### WHAT YOU WILL DO
Check each line below for the word "text", and copy those that have it.

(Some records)
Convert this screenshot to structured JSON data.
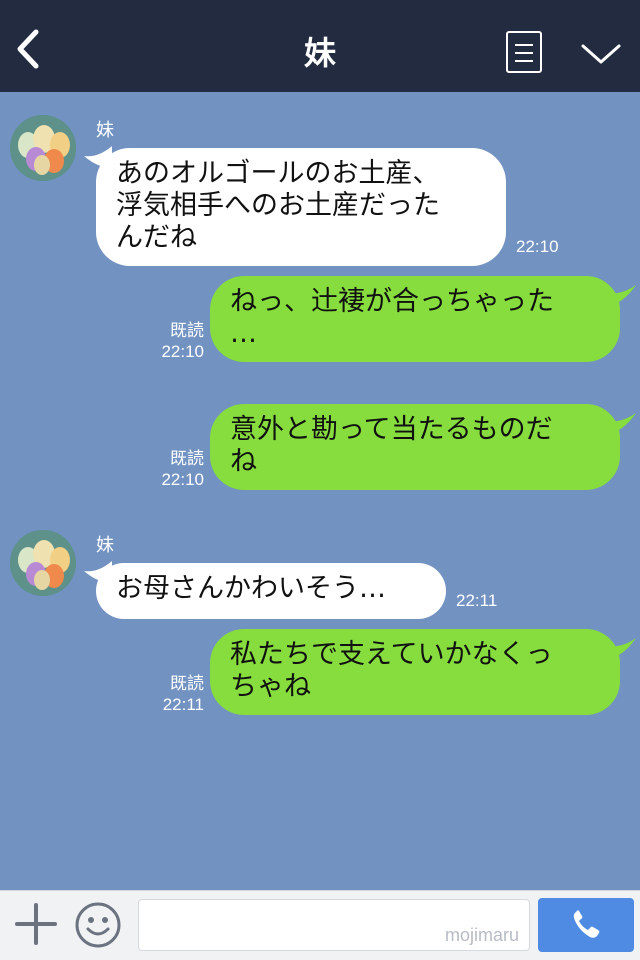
{
  "header": {
    "title": "妹",
    "back_icon": "chevron-left-icon",
    "menu_icon": "menu-list-icon",
    "collapse_icon": "chevron-down-icon",
    "bg_color": "#222b40"
  },
  "chat": {
    "bg_color": "#7292c2",
    "incoming_color": "#ffffff",
    "outgoing_color": "#86dd3d",
    "messages": [
      {
        "direction": "in",
        "sender": "妹",
        "text": "あのオルゴールのお土産、\n浮気相手へのお土産だった\nんだね",
        "time": "22:10"
      },
      {
        "direction": "out",
        "read": "既読",
        "text": "ねっ、辻褄が合っちゃった\n…",
        "time": "22:10"
      },
      {
        "direction": "out",
        "read": "既読",
        "text": "意外と勘って当たるものだ\nね",
        "time": "22:10"
      },
      {
        "direction": "in",
        "sender": "妹",
        "text": "お母さんかわいそう…",
        "time": "22:11"
      },
      {
        "direction": "out",
        "read": "既読",
        "text": "私たちで支えていかなくっ\nちゃね",
        "time": "22:11"
      }
    ]
  },
  "bottom_bar": {
    "plus_icon": "plus-icon",
    "emoji_icon": "smiley-icon",
    "input_value": "",
    "watermark": "mojimaru",
    "call_icon": "phone-icon",
    "call_color": "#4f8be3"
  }
}
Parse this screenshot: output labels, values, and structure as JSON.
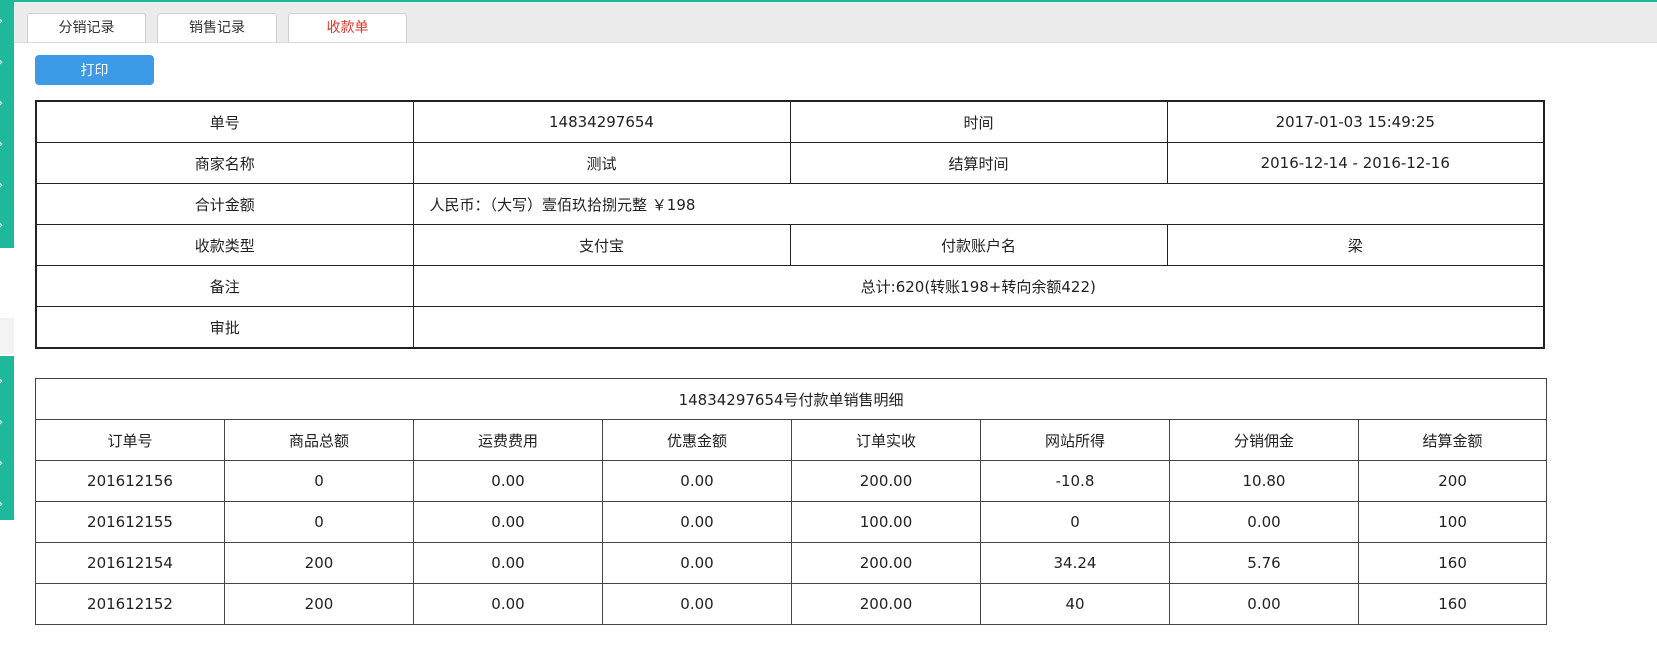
{
  "tabs": [
    {
      "label": "分销记录",
      "active": false
    },
    {
      "label": "销售记录",
      "active": false
    },
    {
      "label": "收款单",
      "active": true
    }
  ],
  "toolbar": {
    "print_label": "打印"
  },
  "receipt": {
    "order_no_label": "单号",
    "order_no": "14834297654",
    "time_label": "时间",
    "time": "2017-01-03 15:49:25",
    "merchant_label": "商家名称",
    "merchant": "测试",
    "settle_time_label": "结算时间",
    "settle_time": "2016-12-14 - 2016-12-16",
    "total_label": "合计金额",
    "total": "人民币：（大写）壹佰玖拾捌元整 ￥198",
    "payment_type_label": "收款类型",
    "payment_type": "支付宝",
    "payer_account_label": "付款账户名",
    "payer_account": "梁",
    "remark_label": "备注",
    "remark": "总计:620(转账198+转向余额422)",
    "approval_label": "审批",
    "approval": ""
  },
  "detail": {
    "title": "14834297654号付款单销售明细",
    "columns": [
      "订单号",
      "商品总额",
      "运费费用",
      "优惠金额",
      "订单实收",
      "网站所得",
      "分销佣金",
      "结算金额"
    ],
    "rows": [
      [
        "201612156",
        "0",
        "0.00",
        "0.00",
        "200.00",
        "-10.8",
        "10.80",
        "200"
      ],
      [
        "201612155",
        "0",
        "0.00",
        "0.00",
        "100.00",
        "0",
        "0.00",
        "100"
      ],
      [
        "201612154",
        "200",
        "0.00",
        "0.00",
        "200.00",
        "34.24",
        "5.76",
        "160"
      ],
      [
        "201612152",
        "200",
        "0.00",
        "0.00",
        "200.00",
        "40",
        "0.00",
        "160"
      ]
    ]
  },
  "sidebar": {
    "arrow_icon": "chevron-right-icon",
    "arrow_glyph": "›"
  },
  "colors": {
    "accent": "#1fb89a",
    "button": "#3d9ae6",
    "active_tab": "#e0392b"
  }
}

### RESPONSE TO THE EXERCISE
        "text": "あのオルゴールのお土産、\n浮気相手へのお土産だった\nんだね",
        "text": "ねっ、辻褄が合っちゃった\n…",
        "text": "意外と勘って当たるものだ\nね",
        "text": "お母さんかわいそう…",
        "text": "私たちで支えていかなくっ\nちゃね",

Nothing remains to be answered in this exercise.